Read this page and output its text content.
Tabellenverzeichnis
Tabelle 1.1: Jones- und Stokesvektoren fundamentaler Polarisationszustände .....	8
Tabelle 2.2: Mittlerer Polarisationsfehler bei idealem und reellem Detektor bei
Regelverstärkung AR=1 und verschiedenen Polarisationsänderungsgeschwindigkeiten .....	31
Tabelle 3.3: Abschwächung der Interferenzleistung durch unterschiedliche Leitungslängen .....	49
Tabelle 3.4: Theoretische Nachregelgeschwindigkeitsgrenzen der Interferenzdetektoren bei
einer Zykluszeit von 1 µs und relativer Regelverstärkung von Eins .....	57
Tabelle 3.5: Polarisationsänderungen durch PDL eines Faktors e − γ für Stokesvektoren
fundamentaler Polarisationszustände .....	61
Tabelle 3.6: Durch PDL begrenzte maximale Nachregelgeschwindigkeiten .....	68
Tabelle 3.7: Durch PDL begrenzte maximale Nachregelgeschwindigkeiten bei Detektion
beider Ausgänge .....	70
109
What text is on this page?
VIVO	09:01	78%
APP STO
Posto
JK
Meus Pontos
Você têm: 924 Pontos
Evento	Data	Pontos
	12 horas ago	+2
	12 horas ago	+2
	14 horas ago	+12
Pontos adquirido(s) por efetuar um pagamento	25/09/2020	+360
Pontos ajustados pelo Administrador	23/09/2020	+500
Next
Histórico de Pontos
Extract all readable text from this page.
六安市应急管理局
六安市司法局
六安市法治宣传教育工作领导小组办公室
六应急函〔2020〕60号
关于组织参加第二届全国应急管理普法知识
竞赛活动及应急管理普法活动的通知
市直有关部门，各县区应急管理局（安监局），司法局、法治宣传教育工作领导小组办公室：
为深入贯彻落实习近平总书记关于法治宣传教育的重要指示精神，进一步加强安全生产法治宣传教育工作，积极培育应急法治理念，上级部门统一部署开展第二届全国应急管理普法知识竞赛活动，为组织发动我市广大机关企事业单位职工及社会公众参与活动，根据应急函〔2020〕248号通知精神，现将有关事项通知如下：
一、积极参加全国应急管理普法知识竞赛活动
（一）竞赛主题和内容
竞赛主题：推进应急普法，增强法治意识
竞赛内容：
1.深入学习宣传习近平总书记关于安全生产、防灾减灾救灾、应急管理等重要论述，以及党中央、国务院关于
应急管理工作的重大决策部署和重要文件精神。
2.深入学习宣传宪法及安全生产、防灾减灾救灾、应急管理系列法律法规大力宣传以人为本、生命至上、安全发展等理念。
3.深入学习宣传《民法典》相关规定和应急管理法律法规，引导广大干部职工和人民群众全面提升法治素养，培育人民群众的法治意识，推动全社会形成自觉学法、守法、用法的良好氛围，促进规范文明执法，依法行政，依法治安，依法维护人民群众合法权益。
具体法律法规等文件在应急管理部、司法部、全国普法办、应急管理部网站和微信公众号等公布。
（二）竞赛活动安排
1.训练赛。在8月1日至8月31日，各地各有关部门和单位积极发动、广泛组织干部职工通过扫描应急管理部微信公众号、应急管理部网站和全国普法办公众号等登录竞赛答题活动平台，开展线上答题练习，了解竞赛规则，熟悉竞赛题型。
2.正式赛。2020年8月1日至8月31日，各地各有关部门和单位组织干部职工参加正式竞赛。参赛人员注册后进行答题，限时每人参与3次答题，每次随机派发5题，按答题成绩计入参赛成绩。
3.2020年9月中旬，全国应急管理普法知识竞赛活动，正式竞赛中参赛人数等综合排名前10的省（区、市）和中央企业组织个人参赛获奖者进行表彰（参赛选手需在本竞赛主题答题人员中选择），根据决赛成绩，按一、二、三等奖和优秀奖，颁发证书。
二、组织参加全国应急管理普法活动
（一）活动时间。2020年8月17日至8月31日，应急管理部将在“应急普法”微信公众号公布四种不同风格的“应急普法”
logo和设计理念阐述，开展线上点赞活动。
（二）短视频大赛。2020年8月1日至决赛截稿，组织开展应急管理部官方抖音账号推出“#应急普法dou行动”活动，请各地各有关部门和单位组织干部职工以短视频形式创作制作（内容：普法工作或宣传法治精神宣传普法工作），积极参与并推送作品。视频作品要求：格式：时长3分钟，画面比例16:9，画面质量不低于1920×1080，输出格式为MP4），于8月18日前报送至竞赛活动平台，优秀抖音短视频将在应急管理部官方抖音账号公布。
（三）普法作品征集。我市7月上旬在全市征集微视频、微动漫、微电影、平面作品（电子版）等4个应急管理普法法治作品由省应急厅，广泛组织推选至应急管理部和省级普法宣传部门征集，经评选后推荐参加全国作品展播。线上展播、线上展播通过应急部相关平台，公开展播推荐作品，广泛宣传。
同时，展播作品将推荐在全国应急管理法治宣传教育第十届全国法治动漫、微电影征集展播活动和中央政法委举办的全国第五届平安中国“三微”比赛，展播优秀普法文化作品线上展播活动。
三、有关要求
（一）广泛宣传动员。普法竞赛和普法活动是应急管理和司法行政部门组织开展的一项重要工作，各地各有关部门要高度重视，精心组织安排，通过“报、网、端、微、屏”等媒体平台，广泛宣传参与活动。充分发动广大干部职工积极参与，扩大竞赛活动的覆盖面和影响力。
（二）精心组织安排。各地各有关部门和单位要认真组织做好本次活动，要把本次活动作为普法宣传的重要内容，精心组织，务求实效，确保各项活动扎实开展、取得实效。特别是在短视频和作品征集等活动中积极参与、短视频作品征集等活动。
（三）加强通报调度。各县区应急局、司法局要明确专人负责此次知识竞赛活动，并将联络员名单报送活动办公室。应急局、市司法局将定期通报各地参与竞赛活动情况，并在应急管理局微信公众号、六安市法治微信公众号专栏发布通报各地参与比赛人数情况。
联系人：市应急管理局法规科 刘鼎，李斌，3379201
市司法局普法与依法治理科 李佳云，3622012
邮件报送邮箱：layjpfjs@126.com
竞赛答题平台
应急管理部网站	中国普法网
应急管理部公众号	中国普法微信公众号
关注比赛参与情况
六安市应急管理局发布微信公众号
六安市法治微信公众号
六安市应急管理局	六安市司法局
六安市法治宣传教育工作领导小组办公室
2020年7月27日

[YOUR TASK]: Going through the lines above one by one, tally those with the word "begrenzte" and give only the total.

[ANSWER]: 2